## Exercise directions
Copy the records from the line containing "q2-part-a-label: a) [225, 505, 242, 521]" through the line containing "domain-value-1: 3 [512, 450, 520, 464]", inclusive. Substitute "diagram" for every "mapping" and change nothing else.

## Data supplied
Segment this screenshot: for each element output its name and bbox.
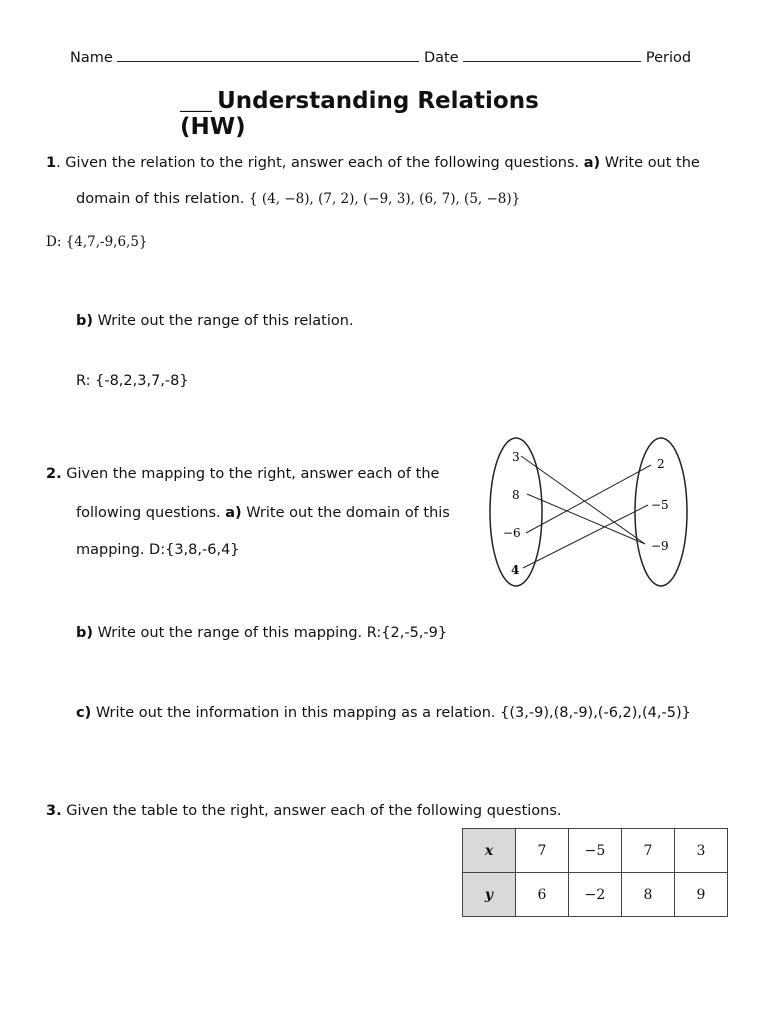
q2-part-a-label: a) [225, 505, 242, 521]
range-value-1: 2 [657, 457, 665, 471]
domain-value-2: 8 [512, 488, 520, 502]
x-cell: −5 [569, 829, 622, 873]
q1-line-2 [76, 191, 756, 207]
date-label: Date [424, 50, 459, 66]
q2-part-b-text: Write out the range of this mapping. R:{2,-5,-9} [93, 625, 448, 641]
q2-part-c-text: Write out the information in this mapping as a relation. {(3,-9),(8,-9),(-6,2),(4,-5)} [91, 705, 691, 721]
name-blank[interactable] [117, 47, 419, 62]
xy-table [462, 828, 728, 917]
q2-part-b [76, 625, 447, 641]
x-cell: 3 [675, 829, 728, 873]
domain-value-1: 3 [512, 450, 520, 464]
y-cell: 9 [675, 873, 728, 917]
range-value-3: −9 [651, 539, 669, 553]
q1-answer-domain: D: {4,7,-9,6,5} [46, 234, 148, 250]
y-cell: −2 [569, 873, 622, 917]
period-label: Period [645, 50, 692, 66]
page-title [180, 88, 600, 140]
q2-part-b-label: b) [76, 625, 94, 641]
q2-text-a: Given the mapping to the right, answer each of the [61, 466, 440, 482]
q2-line-1 [46, 466, 466, 482]
table-row [463, 873, 728, 917]
x-header: x [463, 829, 516, 873]
q1-answer-range: R: {-8,2,3,7,-8} [76, 373, 189, 389]
q1-part-b-text: Write out the range of this relation. [93, 313, 354, 329]
q1-part-b-label: b) [76, 313, 94, 329]
range-value-2: −5 [651, 498, 669, 512]
q3-number: 3. [46, 803, 62, 819]
q1-text-c: domain of this relation. [76, 191, 245, 207]
x-cell: 7 [622, 829, 675, 873]
y-cell: 8 [622, 873, 675, 917]
q3-line [46, 803, 646, 819]
q2-text-b: following questions. [76, 505, 226, 521]
title-blank: ____ [180, 93, 212, 112]
q3-text: Given the table to the right, answer each of the following questions. [61, 803, 562, 819]
q1-relation: { (4, −8), (7, 2), (−9, 3), (6, 7), (5, −8)} [249, 191, 521, 207]
header-line [70, 47, 710, 66]
q2-number: 2. [46, 466, 62, 482]
arrow-neg6-to-2 [526, 465, 651, 533]
q1-part-a-label: a) [583, 155, 601, 171]
x-cell: 7 [516, 829, 569, 873]
y-header: y [463, 873, 516, 917]
mapping-diagram [480, 430, 700, 596]
q1-part-b [76, 313, 354, 329]
q1-number: 1 [46, 155, 57, 171]
y-cell: 6 [516, 873, 569, 917]
date-blank[interactable] [463, 47, 641, 62]
arrow-3-to-neg9 [521, 456, 645, 544]
title-text: Understanding Relations (HW) [180, 88, 539, 140]
domain-value-4: 4 [511, 563, 520, 577]
q1-line-1 [46, 155, 746, 171]
name-label: Name [70, 50, 113, 66]
q1-text-b: Write out the [600, 155, 700, 171]
domain-value-3: −6 [503, 526, 521, 540]
q2-line-3: mapping. D:{3,8,-6,4} [76, 542, 240, 558]
q2-part-c [76, 705, 756, 721]
q2-part-c-label: c) [76, 705, 92, 721]
q2-line-2 [76, 505, 476, 521]
q1-text-a: . Given the relation to the right, answer each of the following questions. [56, 155, 584, 171]
q2-text-c: Write out the domain of this [241, 505, 450, 521]
table-row [463, 829, 728, 873]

## Reply to the task
q2-part-a-label: a) [225, 505, 242, 521]
range-value-1: 2 [657, 457, 665, 471]
domain-value-2: 8 [512, 488, 520, 502]
x-cell: −5 [569, 829, 622, 873]
q1-line-2 [76, 191, 756, 207]
date-label: Date [424, 50, 459, 66]
q2-part-b-text: Write out the range of this diagram. R:{2,-5,-9} [93, 625, 448, 641]
q2-part-c-text: Write out the information in this diagram as a relation. {(3,-9),(8,-9),(-6,2),(4,-5)} [91, 705, 691, 721]
name-blank[interactable] [117, 47, 419, 62]
xy-table [462, 828, 728, 917]
q2-part-b [76, 625, 447, 641]
x-cell: 3 [675, 829, 728, 873]
domain-value-1: 3 [512, 450, 520, 464]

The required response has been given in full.